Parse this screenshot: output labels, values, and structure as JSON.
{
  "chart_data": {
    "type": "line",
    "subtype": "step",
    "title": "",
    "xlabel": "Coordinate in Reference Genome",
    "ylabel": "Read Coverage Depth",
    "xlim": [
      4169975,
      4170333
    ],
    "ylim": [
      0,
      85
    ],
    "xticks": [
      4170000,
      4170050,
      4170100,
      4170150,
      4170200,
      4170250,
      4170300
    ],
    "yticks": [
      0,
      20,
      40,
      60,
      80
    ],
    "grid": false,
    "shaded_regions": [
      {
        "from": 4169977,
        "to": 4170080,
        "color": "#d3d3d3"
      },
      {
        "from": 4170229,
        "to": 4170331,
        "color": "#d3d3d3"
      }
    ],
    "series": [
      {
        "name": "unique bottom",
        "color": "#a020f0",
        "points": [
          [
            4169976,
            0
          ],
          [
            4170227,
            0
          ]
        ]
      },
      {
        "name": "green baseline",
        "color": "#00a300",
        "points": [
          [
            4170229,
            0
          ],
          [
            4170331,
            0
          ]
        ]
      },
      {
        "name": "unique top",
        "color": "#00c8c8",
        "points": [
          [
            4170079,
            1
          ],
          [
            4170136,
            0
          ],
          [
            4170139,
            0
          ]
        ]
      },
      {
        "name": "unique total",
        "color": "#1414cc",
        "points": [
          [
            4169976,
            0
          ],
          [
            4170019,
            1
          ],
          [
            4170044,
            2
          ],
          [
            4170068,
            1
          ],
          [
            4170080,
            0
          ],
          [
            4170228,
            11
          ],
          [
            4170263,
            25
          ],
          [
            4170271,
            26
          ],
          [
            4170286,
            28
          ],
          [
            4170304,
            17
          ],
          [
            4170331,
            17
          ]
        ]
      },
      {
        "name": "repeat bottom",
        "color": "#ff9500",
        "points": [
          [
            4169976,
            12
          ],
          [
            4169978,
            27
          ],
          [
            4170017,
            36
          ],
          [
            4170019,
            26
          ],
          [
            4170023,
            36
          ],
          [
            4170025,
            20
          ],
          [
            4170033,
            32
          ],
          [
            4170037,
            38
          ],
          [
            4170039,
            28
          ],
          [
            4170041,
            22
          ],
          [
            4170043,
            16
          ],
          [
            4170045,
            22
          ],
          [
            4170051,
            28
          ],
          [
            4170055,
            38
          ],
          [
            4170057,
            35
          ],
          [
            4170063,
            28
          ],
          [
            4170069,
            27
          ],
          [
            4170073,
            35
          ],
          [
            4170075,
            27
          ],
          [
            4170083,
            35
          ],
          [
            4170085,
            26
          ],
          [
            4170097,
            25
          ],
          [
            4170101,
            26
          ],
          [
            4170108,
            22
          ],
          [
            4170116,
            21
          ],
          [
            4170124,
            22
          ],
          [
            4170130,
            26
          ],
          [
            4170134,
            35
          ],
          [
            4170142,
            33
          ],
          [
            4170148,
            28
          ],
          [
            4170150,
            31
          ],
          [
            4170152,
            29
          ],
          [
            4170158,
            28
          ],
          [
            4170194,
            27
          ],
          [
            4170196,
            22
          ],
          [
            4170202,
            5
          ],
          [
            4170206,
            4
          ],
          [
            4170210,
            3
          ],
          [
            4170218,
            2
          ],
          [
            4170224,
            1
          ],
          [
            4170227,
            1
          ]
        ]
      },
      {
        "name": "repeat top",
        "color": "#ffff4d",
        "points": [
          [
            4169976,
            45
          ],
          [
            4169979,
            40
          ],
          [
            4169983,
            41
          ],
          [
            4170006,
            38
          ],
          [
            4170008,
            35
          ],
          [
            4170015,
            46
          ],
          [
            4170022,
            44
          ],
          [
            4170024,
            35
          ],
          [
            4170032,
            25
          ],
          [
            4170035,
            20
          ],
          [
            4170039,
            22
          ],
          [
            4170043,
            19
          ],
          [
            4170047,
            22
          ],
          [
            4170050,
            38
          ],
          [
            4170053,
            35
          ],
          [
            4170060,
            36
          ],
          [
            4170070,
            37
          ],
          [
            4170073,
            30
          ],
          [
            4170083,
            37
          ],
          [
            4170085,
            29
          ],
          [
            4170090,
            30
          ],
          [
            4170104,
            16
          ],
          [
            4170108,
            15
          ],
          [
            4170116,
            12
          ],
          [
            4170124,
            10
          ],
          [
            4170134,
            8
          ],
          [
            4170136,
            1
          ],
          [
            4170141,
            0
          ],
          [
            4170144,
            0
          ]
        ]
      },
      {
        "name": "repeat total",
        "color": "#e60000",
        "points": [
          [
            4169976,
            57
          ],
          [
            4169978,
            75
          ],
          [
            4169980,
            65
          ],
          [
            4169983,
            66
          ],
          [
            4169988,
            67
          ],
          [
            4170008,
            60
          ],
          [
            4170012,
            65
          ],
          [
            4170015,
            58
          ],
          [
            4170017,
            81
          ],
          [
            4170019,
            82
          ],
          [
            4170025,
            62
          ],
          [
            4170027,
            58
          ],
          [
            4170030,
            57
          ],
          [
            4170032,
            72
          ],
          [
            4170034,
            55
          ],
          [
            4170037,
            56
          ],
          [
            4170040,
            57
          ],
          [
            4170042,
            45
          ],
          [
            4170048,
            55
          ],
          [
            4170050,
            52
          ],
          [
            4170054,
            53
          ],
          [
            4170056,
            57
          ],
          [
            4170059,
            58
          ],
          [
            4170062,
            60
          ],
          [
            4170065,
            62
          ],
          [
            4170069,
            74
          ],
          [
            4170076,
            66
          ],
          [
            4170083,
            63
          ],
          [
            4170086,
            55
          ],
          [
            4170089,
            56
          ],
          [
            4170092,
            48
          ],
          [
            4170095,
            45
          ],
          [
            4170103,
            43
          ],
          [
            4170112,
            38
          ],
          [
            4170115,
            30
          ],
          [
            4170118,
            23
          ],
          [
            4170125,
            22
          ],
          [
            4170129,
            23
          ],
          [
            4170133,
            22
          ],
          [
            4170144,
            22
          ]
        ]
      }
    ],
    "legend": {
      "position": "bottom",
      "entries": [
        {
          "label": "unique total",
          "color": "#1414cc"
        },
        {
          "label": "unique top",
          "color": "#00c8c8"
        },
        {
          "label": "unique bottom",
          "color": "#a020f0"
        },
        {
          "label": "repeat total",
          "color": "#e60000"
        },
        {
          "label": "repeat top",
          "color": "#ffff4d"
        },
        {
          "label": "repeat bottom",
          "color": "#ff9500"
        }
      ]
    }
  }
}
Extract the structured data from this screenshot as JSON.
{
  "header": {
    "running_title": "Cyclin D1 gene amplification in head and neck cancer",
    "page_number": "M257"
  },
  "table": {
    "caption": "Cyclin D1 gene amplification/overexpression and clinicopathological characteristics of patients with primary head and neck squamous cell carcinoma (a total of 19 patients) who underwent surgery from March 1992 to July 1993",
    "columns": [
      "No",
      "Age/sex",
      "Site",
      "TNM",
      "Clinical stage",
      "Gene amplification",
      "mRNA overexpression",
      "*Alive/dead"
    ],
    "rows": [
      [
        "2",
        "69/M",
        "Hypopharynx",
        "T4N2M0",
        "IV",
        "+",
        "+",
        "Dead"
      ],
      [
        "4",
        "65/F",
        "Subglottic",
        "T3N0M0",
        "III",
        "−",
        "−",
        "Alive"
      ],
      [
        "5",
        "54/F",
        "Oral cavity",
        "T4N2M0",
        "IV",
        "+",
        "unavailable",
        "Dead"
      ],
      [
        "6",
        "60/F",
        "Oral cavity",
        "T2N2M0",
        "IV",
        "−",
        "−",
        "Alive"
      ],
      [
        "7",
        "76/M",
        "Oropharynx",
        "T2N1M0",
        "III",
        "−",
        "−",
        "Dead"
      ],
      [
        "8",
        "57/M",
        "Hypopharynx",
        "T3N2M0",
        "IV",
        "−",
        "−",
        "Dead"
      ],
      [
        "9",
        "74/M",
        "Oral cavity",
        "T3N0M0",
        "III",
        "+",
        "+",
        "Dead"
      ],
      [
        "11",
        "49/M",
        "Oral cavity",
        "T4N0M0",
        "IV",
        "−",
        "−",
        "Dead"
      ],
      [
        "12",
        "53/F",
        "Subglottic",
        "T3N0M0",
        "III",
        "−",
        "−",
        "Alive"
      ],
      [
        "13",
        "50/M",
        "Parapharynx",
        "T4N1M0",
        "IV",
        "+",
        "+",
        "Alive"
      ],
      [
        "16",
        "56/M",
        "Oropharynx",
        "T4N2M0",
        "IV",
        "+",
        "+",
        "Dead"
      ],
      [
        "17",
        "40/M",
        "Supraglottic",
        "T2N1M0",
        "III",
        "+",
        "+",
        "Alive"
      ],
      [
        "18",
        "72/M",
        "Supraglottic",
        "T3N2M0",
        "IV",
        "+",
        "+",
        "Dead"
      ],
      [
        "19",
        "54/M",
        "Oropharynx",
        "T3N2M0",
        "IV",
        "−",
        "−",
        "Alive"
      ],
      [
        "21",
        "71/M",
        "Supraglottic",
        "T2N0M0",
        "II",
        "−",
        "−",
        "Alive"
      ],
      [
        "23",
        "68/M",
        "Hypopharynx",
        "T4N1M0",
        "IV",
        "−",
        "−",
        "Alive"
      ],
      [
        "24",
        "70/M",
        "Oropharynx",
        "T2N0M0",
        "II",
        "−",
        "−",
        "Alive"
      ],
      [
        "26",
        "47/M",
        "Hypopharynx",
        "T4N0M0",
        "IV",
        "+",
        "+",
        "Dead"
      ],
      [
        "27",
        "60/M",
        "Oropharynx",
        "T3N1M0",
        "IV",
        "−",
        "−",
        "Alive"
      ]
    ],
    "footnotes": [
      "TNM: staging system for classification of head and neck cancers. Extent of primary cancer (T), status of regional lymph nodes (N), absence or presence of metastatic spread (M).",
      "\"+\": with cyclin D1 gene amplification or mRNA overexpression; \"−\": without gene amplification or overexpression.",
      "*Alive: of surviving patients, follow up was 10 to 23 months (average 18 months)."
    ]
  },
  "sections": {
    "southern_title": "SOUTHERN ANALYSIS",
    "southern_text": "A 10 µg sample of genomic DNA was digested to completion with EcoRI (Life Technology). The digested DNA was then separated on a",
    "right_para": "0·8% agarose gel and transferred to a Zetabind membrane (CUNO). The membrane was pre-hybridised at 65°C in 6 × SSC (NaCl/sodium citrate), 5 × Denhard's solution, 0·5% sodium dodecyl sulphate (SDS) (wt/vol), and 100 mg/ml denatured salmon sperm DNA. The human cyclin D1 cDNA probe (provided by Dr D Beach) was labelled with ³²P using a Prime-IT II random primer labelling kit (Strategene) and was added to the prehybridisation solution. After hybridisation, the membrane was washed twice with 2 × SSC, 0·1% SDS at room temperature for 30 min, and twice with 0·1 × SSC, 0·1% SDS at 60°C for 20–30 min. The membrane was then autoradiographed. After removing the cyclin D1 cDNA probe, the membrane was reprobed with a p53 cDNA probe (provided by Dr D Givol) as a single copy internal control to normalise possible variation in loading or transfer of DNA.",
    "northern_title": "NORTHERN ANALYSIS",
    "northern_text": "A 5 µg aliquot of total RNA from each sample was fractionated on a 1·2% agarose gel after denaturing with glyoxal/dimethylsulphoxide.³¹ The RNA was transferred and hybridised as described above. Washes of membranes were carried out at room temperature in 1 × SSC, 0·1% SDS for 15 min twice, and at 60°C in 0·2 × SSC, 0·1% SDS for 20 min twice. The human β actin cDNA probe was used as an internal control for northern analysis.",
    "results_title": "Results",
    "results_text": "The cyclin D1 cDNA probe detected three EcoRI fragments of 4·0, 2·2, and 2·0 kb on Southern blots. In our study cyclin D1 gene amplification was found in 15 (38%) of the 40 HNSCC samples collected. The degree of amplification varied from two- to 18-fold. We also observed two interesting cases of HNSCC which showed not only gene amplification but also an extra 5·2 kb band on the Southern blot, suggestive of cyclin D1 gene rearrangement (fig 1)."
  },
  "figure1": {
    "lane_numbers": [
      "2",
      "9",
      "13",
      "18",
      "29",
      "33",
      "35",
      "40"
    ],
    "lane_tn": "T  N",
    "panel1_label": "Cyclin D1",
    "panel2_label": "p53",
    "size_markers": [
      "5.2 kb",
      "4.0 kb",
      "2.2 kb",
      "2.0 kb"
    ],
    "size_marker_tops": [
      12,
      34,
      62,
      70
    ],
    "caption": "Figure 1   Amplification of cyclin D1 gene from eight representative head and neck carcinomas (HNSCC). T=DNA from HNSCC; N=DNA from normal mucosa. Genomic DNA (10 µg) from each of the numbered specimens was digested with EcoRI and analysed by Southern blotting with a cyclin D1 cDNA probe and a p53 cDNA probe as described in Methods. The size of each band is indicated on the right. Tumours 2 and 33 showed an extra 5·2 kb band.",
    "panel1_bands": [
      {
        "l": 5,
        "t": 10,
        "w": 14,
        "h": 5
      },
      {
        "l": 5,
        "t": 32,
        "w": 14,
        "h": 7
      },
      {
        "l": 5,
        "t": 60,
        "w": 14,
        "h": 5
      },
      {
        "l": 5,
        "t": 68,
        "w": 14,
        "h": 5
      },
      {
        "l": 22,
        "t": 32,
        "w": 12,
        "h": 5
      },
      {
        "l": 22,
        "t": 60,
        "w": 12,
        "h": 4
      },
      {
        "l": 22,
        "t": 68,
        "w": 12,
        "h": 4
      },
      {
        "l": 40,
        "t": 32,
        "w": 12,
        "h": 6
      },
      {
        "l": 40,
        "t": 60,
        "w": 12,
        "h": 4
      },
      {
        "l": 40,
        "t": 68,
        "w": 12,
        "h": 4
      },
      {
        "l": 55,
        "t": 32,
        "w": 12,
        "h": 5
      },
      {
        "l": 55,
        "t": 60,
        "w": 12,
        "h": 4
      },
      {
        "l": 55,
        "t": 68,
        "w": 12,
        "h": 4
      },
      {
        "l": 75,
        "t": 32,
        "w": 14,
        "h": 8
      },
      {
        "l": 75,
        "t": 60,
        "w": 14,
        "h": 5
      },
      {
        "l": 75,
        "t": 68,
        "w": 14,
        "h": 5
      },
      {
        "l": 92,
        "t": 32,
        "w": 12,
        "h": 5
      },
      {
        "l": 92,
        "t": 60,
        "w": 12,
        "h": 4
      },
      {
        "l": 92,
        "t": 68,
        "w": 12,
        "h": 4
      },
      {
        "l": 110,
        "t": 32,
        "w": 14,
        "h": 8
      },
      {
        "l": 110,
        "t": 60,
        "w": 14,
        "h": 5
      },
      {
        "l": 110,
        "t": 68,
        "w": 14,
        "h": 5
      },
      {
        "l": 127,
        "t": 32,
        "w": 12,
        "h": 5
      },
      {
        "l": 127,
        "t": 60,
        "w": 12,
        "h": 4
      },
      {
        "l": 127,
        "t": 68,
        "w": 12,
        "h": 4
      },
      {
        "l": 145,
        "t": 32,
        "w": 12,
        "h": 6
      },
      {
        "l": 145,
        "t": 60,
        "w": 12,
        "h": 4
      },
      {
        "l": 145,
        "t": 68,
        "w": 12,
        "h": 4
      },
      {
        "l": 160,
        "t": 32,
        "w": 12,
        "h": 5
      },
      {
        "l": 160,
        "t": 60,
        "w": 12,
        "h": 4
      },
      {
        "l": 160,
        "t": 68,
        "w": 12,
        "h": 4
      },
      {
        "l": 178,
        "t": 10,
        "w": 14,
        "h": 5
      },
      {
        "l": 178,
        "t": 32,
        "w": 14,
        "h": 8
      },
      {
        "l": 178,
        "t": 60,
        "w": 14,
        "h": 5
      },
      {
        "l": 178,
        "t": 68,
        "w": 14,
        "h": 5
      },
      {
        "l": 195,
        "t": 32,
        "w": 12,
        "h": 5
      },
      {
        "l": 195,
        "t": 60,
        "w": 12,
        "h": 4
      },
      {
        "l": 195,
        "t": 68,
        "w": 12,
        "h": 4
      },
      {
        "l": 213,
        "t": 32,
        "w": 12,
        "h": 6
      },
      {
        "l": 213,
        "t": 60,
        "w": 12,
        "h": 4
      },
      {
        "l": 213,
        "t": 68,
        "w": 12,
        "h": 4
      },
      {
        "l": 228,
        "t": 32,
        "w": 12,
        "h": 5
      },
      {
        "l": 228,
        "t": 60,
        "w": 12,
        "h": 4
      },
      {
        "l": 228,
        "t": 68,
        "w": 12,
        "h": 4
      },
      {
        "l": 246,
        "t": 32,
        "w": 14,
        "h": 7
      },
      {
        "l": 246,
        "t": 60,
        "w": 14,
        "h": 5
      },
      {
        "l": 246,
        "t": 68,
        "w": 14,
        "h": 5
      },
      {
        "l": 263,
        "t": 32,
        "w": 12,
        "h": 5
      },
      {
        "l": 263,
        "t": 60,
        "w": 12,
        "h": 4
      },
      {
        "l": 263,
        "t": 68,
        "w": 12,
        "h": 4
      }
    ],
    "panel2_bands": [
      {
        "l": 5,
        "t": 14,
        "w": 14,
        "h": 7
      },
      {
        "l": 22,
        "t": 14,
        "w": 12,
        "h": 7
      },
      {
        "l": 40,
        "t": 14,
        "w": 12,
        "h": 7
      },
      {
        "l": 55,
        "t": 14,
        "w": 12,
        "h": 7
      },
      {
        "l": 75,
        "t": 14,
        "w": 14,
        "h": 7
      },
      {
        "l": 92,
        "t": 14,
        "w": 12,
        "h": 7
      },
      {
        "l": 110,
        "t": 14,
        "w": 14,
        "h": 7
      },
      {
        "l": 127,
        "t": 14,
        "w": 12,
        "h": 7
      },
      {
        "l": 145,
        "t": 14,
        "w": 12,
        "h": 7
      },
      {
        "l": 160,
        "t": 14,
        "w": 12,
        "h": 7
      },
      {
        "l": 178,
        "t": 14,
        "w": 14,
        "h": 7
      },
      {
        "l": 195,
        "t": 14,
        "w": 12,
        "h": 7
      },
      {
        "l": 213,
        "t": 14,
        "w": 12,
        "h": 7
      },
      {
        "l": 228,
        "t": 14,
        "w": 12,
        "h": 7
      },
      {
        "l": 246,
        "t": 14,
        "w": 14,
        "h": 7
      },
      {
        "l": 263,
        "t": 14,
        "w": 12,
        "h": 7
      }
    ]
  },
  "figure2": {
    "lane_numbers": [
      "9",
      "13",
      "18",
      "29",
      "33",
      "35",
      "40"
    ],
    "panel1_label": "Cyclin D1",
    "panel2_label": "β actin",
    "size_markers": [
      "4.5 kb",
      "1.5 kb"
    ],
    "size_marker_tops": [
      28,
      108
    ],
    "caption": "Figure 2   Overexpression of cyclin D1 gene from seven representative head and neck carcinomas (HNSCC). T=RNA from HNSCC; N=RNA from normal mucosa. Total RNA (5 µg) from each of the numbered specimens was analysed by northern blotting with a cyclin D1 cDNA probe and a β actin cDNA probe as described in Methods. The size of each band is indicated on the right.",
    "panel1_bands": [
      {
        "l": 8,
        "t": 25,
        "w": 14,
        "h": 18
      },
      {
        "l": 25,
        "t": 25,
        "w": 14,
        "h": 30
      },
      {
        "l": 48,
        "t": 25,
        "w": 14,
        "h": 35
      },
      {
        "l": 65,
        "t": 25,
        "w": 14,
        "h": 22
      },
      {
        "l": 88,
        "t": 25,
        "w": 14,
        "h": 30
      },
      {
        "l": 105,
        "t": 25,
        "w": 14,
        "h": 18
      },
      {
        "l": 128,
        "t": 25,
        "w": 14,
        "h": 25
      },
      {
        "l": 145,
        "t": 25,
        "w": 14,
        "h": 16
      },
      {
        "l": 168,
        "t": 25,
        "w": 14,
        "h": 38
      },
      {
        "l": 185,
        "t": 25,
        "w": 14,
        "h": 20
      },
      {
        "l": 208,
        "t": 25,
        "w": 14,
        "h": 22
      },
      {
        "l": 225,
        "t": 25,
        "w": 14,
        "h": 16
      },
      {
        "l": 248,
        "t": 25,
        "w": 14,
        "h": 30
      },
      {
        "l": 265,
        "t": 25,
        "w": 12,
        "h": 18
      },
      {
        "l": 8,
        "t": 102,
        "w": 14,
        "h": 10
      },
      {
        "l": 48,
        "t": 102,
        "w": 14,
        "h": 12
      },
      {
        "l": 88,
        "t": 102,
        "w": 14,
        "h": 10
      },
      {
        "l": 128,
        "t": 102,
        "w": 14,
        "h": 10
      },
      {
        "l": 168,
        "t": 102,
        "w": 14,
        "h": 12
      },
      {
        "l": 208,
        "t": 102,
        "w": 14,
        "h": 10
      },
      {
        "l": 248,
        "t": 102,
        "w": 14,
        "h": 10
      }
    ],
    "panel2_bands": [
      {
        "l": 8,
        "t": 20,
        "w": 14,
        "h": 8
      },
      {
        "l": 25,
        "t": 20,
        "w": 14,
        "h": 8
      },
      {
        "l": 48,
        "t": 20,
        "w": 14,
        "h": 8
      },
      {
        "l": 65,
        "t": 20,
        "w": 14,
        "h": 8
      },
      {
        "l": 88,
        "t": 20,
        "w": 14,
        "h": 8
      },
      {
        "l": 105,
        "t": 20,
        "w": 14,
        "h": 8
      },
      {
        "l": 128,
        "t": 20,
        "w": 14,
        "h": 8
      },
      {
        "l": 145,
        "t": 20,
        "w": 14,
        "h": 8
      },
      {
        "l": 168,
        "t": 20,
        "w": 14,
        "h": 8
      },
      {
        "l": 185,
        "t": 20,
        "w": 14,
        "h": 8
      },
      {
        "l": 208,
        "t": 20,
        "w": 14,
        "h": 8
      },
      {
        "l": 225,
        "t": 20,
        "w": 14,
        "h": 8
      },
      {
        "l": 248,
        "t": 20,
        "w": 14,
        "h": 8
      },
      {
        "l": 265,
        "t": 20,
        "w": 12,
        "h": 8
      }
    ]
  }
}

# Aim of the task
Search the data for the string "room" and copy every line where it appears.

# Completed task
    "right_para": "0·8% agarose gel and transferred to a Zetabind membrane (CUNO). The membrane was pre-hybridised at 65°C in 6 × SSC (NaCl/sodium citrate), 5 × Denhard's solution, 0·5% sodium dodecyl sulphate (SDS) (wt/vol), and 100 mg/ml denatured salmon sperm DNA. The human cyclin D1 cDNA probe (provided by Dr D Beach) was labelled with ³²P using a Prime-IT II random primer labelling kit (Strategene) and was added to the prehybridisation solution. After hybridisation, the membrane was washed twice with 2 × SSC, 0·1% SDS at room temperature for 30 min, and twice with 0·1 × SSC, 0·1% SDS at 60°C for 20–30 min. The membrane was then autoradiographed. After removing the cyclin D1 cDNA probe, the membrane was reprobed with a p53 cDNA probe (provided by Dr D Givol) as a single copy internal control to normalise possible variation in loading or transfer of DNA.",
    "northern_text": "A 5 µg aliquot of total RNA from each sample was fractionated on a 1·2% agarose gel after denaturing with glyoxal/dimethylsulphoxide.³¹ The RNA was transferred and hybridised as described above. Washes of membranes were carried out at room temperature in 1 × SSC, 0·1% SDS for 15 min twice, and at 60°C in 0·2 × SSC, 0·1% SDS for 20 min twice. The human β actin cDNA probe was used as an internal control for northern analysis.",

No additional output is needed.